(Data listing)
-=-=-=-=-

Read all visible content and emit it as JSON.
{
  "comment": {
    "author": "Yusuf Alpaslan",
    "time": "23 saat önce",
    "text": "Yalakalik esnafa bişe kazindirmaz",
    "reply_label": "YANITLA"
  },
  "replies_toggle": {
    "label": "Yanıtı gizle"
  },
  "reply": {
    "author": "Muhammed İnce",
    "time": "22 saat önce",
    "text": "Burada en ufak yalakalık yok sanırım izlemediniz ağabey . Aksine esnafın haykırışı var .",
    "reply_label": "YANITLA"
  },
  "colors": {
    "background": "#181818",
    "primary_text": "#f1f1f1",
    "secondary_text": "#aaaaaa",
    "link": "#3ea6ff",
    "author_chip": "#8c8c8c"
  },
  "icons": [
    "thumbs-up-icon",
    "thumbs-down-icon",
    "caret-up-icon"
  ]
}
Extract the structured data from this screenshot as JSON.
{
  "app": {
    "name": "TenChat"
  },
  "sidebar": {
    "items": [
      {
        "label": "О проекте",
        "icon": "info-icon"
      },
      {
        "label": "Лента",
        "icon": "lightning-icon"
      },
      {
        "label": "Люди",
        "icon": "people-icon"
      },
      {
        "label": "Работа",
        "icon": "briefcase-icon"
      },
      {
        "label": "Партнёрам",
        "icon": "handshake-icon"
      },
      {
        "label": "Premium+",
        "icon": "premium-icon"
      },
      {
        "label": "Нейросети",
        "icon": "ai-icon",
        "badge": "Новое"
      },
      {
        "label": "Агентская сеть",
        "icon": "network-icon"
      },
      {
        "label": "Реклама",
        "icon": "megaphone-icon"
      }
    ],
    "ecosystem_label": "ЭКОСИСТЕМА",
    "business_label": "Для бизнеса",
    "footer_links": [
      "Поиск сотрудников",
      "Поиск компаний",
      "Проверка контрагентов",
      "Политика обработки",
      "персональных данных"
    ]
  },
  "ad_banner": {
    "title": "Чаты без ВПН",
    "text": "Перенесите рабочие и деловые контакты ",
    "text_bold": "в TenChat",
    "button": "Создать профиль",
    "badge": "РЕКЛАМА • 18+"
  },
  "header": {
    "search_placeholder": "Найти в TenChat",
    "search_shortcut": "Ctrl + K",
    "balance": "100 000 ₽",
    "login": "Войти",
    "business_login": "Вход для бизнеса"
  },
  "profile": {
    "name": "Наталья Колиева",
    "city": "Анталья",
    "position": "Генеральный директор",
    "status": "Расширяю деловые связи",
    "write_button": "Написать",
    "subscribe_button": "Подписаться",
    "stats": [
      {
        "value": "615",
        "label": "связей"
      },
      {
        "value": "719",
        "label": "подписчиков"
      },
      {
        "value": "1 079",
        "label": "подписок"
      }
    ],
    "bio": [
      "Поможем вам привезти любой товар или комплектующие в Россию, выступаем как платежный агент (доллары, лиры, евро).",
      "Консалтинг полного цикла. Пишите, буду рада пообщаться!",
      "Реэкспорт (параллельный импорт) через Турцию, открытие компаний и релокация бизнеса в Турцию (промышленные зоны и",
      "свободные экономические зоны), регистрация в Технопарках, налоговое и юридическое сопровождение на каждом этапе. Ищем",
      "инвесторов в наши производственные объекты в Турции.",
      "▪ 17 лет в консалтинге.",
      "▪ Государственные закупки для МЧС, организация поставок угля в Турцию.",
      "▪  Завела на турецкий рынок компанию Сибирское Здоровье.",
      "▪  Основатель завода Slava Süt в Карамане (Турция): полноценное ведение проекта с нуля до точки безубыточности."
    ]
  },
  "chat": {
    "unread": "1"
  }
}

-=-=-=-=-

_DIRECTIVE_: Lines containing "JSON" are to be counted. State the total and add nothing.

_RESPONSE TO THE EXERCISE_: 2